WRITTEN REQUEST 1: Please rewrite the rows running from the start of the rows through the line containing "qty-field[interactable]: 1 [341,352,427,373]", swapping "MANAGER" for "ADMIN" and leaving everything else unchanged.

GIVEN PASSAGE:
Please note that Algorithm 2 for Problem 2 with the above input produces a clustering of $V$ rather than a metric over $V$. Therefore, the solution is different from the pseudometric obtained from our convex programming relaxations. Even if the reviewer refers to the solution obtained by Algorithm 3 based on our convex programming relaxations, there is no direct relationship between the solutions. As discussed above, the metric space is the space of all vectors in $[0,1]^E$, but please also note that we do not need to store the entire metric space as input when considering Problem 1 with the probability constraint.

In our revised version, we will move the above description from Appendix C.1 to the main body while stressing that Problem 3 is challenging. We believe that this modification will improve the readability and further highlight the technical merits of our work. Thank you very much for your suggestion.

6.1 Are there no real-world datasets without any semi-synthetic aspect...

To the best of our knowledge, there is no publicly-available dataset that can be directly used as an instance of our problem. To overcome this, we implemented the reasonable way to generate our instances.

Why is pick the best not run for the larger datasets?

Pick-a-Best was indeed run for the larger datasets, but as "OT" indicates in Table 1, the algorithm did not terminate in 3,600 seconds.

Are there any other baselines one can think of?...

DATA LISTING:
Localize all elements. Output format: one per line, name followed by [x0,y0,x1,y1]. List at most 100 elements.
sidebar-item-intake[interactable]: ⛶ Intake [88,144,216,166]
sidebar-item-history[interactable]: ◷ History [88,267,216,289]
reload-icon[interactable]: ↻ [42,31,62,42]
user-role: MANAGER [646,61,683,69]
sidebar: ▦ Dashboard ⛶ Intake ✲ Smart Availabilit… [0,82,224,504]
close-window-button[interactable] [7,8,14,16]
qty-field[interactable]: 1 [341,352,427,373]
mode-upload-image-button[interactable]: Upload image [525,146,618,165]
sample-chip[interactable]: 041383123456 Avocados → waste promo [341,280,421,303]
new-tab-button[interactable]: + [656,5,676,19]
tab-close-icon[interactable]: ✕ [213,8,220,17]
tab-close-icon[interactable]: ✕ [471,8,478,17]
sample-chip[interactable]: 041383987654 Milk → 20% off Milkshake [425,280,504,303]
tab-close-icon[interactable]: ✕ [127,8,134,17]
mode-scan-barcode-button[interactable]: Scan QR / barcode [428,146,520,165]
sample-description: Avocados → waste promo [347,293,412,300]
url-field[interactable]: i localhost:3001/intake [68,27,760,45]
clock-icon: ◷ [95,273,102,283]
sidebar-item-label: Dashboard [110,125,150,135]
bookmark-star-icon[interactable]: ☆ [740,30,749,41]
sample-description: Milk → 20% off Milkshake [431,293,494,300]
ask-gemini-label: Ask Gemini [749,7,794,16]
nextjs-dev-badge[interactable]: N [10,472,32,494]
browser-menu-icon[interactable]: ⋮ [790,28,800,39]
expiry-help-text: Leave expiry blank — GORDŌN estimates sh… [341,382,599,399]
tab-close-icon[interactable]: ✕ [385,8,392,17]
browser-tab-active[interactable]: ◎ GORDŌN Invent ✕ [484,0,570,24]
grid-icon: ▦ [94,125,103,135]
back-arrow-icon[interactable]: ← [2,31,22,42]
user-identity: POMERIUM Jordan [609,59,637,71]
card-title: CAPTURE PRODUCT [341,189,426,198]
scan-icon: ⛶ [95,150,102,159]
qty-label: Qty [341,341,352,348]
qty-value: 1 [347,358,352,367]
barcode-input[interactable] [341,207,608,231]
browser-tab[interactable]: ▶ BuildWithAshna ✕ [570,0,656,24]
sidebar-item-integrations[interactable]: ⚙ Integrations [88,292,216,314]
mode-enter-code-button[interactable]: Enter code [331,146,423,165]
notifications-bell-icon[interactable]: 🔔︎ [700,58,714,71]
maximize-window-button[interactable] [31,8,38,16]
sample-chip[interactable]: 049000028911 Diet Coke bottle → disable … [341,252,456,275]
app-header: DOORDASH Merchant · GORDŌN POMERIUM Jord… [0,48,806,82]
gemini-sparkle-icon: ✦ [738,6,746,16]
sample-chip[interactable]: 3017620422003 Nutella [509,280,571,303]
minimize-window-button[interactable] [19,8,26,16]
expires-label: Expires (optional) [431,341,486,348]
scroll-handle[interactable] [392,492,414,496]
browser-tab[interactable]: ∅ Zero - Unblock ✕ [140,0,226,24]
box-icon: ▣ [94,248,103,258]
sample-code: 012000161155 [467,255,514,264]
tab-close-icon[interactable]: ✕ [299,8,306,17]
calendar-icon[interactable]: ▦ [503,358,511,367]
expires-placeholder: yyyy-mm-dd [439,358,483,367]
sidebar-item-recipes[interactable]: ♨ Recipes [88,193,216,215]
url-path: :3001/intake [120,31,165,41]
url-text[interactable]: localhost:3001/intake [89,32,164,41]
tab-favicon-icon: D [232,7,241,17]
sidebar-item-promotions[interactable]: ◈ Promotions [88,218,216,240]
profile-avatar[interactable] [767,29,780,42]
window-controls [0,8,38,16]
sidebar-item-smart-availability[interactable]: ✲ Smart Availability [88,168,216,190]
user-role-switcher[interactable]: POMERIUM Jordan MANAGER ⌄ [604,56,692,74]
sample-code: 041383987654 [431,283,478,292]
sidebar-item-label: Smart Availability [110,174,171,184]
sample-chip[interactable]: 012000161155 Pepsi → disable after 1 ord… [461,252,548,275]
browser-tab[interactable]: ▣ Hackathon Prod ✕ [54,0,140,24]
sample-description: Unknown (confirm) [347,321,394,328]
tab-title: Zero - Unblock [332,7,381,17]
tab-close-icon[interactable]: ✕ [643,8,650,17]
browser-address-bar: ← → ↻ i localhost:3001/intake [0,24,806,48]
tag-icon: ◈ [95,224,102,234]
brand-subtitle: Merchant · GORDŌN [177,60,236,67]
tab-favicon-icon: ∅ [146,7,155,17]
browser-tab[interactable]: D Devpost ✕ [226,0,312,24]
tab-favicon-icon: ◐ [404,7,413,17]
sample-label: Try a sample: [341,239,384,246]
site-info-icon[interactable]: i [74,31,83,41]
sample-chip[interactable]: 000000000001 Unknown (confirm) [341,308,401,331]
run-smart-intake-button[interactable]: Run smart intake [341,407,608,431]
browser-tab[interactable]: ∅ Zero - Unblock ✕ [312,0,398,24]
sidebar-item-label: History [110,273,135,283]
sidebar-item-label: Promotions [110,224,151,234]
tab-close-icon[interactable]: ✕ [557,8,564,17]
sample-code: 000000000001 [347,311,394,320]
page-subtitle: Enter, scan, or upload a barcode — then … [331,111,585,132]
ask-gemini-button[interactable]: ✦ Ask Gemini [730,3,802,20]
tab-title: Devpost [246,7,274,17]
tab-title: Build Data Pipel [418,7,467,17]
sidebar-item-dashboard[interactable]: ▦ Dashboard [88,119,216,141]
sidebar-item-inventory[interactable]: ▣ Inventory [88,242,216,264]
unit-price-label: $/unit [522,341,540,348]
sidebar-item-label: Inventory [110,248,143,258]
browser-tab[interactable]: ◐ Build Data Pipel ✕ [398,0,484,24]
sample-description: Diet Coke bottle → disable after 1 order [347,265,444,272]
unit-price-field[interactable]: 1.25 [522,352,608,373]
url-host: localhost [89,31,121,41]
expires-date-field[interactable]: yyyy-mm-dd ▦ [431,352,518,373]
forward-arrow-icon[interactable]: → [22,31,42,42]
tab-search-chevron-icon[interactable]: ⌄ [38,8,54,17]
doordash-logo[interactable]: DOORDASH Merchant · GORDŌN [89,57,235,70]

WRITTEN REQUEST 2:
Answer these questions using the passage:
(a) What does Algorithm 2 for Problem 2 with the given input produce?
(b) From which appendix will the description be moved into the main body?
(c) Within how many seconds did Pick-a-Best fail to terminate on the larger datasets?

SOLUTION 1:
Localize all elements. Output format: one per line, name followed by [x0,y0,x1,y1]. List at most 100 elements.
sidebar-item-intake[interactable]: ⛶ Intake [88,144,216,166]
sidebar-item-history[interactable]: ◷ History [88,267,216,289]
reload-icon[interactable]: ↻ [42,31,62,42]
user-role: ADMIN [646,61,683,69]
sidebar: ▦ Dashboard ⛶ Intake ✲ Smart Availabilit… [0,82,224,504]
close-window-button[interactable] [7,8,14,16]
qty-field[interactable]: 1 [341,352,427,373]

SOLUTION 2:
(a) A clustering of $V$ rather than a metric over $V$.
(b) Appendix C.1.
(c) 3,600 seconds.